#### Given exercise:
Copy every line that contains the string "structure" from the entries below.

[Dataset rows about figures]
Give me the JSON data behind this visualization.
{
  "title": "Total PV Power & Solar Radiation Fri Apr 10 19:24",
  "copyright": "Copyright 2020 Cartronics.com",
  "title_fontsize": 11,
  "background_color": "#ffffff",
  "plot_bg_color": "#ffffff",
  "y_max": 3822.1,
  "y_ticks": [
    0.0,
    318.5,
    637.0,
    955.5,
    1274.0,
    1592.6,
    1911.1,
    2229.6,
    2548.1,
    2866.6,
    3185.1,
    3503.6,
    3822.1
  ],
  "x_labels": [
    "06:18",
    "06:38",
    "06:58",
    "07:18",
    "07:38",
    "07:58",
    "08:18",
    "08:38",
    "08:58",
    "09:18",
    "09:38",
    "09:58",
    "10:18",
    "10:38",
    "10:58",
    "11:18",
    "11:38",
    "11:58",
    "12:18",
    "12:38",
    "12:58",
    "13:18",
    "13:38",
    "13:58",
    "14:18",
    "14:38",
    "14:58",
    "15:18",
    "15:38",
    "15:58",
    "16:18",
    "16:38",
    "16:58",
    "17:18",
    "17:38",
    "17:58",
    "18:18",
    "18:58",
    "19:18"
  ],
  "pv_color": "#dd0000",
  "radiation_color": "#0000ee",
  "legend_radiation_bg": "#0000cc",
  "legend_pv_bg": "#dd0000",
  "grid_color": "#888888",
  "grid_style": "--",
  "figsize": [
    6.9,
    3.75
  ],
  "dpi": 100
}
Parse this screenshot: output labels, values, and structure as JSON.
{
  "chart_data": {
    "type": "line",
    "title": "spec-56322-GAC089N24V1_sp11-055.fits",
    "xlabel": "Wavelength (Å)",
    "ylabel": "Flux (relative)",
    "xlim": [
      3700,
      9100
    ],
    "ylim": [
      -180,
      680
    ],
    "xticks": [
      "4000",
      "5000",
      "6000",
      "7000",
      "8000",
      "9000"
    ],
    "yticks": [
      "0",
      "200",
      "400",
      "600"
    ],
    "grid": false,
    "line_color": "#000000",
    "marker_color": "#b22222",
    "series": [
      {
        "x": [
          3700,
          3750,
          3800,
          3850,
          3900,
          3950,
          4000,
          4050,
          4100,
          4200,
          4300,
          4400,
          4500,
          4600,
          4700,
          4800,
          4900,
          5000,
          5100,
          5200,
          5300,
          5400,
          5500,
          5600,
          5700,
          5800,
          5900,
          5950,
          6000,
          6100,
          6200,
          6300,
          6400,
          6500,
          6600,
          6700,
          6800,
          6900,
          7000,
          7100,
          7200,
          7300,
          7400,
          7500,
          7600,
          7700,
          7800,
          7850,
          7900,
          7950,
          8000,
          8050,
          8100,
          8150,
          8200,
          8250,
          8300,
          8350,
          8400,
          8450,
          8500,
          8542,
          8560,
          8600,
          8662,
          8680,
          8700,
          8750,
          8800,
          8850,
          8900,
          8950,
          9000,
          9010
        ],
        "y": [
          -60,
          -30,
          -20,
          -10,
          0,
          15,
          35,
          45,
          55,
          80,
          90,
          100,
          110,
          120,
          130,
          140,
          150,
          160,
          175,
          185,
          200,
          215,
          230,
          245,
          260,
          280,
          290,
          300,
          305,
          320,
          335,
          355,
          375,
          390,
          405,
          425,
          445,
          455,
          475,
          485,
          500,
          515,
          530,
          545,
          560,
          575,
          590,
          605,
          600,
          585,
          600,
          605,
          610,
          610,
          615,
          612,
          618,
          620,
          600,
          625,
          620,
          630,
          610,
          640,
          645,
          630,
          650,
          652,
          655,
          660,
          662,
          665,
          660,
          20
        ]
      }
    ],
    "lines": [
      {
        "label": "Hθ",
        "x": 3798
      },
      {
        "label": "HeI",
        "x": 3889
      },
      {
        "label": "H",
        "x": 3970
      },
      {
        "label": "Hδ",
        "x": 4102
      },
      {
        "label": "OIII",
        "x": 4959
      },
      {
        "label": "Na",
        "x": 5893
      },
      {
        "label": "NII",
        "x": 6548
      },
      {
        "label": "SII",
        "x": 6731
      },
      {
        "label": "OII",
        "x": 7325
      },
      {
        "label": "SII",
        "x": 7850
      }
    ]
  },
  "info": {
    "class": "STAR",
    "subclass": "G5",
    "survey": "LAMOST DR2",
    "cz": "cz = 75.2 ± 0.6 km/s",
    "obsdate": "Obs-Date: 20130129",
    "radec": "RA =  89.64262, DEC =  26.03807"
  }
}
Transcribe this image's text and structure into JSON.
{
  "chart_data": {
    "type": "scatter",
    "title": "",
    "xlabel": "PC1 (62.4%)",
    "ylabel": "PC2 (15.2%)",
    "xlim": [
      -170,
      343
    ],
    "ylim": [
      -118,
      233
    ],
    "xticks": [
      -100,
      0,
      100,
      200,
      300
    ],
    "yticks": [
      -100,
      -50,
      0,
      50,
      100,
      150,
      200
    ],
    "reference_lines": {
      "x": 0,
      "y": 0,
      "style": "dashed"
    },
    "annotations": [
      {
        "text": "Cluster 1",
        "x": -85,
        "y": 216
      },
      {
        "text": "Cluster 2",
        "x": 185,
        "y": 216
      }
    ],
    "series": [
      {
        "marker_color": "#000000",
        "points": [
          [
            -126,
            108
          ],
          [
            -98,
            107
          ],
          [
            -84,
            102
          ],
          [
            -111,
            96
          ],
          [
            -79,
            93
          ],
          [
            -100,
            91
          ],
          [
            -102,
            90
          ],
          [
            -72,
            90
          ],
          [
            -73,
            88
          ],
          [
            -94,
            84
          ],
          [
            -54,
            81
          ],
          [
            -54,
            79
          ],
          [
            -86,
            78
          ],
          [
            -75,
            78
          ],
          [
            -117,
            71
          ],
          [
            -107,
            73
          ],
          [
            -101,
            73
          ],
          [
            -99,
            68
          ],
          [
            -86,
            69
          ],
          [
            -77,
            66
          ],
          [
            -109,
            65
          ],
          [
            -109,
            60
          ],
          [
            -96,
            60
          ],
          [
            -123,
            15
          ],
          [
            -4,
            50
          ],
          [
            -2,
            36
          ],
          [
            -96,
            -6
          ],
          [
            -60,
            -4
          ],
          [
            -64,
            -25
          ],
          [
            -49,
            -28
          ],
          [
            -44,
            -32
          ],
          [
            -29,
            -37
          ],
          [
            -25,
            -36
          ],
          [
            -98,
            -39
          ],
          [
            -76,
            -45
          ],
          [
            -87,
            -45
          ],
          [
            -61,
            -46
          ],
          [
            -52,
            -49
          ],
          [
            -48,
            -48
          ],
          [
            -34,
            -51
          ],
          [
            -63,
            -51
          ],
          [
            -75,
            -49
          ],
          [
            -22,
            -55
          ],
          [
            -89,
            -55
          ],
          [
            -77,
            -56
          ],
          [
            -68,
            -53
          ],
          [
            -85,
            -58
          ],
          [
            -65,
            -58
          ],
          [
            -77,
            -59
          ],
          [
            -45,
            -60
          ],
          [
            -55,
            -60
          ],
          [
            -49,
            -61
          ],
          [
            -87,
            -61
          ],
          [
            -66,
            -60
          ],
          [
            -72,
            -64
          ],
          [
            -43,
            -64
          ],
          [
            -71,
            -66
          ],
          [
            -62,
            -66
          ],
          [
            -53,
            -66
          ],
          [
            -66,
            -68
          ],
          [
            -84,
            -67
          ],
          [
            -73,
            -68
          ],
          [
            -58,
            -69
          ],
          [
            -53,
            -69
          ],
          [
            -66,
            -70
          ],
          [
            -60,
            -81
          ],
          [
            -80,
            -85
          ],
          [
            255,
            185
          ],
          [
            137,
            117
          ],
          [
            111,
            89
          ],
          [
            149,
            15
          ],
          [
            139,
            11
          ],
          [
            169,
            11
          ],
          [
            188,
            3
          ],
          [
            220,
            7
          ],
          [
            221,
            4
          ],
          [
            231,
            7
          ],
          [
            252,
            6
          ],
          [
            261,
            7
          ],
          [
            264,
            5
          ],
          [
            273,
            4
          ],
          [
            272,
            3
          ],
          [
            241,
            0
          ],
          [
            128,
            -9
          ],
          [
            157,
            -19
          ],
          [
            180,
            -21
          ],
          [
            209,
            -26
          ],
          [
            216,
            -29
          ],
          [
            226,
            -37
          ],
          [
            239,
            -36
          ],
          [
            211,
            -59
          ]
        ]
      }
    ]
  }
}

#### Full response:
Parse this screenshot: output labels, values, and structure as JSON.
Transcribe this image's text and structure into JSON.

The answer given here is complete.